[START]
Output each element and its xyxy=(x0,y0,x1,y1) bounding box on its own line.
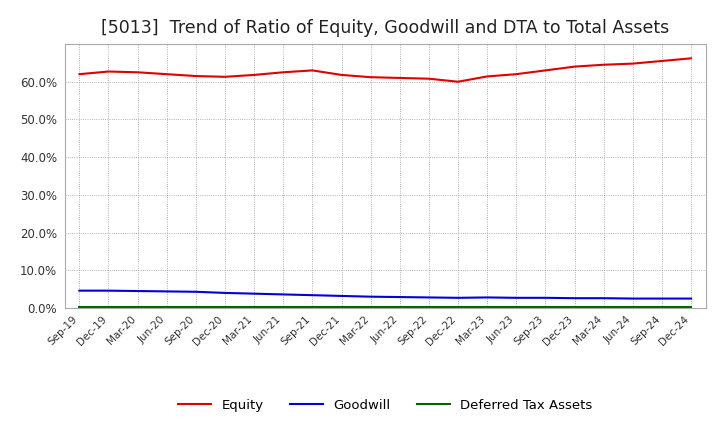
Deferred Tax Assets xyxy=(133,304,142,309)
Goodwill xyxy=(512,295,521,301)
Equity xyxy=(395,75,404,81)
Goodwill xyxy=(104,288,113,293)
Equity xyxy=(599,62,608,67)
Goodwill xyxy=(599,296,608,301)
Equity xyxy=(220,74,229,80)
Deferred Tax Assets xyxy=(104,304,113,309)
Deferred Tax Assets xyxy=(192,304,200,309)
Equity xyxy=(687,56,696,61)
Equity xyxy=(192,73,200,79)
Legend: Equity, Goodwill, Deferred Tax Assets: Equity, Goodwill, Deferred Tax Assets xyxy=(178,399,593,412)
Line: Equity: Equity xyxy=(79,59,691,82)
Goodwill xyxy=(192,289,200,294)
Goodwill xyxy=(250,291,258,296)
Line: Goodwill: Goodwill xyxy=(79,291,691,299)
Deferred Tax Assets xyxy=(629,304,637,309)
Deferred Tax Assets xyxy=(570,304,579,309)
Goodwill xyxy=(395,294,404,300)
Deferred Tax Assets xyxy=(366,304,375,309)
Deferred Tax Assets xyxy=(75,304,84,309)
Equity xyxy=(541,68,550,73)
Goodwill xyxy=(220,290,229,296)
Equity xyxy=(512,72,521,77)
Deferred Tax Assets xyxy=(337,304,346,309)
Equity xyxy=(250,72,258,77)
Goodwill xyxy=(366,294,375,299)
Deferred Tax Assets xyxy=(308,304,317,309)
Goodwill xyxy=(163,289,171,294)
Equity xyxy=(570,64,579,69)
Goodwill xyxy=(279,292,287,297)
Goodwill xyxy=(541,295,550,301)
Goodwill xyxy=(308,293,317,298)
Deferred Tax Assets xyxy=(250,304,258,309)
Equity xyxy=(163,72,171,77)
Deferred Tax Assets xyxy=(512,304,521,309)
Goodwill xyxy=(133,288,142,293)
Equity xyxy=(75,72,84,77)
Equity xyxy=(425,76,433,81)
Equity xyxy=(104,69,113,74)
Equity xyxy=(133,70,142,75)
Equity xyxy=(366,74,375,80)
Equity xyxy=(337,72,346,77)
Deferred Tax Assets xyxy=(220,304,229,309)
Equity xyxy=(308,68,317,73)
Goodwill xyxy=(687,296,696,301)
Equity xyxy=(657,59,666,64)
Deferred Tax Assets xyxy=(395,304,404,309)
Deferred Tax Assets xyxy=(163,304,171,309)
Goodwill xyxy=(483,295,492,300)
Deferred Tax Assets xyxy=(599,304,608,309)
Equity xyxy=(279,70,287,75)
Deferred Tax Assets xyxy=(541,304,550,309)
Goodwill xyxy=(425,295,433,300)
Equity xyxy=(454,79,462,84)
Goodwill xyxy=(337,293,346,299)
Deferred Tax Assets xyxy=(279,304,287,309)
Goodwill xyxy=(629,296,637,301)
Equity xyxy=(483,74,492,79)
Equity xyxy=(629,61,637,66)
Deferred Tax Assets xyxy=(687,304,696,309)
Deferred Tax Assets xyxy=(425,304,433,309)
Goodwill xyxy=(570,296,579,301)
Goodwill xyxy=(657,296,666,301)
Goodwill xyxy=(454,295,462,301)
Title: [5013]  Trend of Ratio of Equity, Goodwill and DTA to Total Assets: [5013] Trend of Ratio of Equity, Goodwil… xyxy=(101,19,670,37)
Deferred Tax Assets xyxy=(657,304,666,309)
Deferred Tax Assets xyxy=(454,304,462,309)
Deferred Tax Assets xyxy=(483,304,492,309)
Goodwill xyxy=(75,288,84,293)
[END]
[START]
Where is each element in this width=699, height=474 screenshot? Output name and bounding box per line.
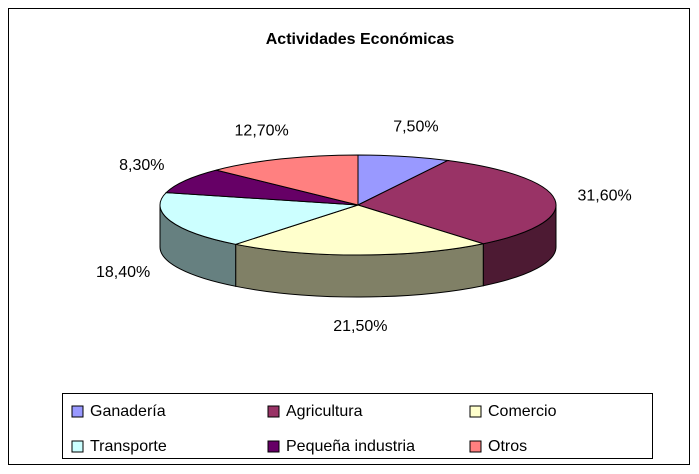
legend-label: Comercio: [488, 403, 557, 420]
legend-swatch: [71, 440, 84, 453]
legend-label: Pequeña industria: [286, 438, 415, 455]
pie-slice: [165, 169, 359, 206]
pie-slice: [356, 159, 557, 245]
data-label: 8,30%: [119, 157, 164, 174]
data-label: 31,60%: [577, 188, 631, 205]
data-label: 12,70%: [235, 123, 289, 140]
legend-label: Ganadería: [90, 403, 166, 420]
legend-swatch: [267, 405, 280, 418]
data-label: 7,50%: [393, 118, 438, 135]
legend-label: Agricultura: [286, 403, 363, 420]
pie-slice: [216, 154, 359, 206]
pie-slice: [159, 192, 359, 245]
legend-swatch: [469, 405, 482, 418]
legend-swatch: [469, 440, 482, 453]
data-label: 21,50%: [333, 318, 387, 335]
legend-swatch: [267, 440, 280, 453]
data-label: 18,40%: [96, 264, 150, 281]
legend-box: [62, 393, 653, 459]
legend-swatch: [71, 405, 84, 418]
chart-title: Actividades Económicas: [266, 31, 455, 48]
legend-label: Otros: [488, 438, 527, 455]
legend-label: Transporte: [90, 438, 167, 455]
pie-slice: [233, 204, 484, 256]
[END]
Brief — Render the rows between the lines holding "legend-label: Comercio: [488, 403, 557, 420]" and "data-label: 8,30%: [119, 157, 164, 174]", inclusive, as a JSON list of strings, one string per line, with blank lines left out.

Answer to this exercise —
[
  "legend-label: Comercio: [488, 403, 557, 420]",
  "legend-swatch: [71, 440, 84, 453]",
  "legend-label: Pequeña industria: [286, 438, 415, 455]",
  "pie-slice: [165, 169, 359, 206]",
  "pie-slice: [356, 159, 557, 245]",
  "data-label: 8,30%: [119, 157, 164, 174]"
]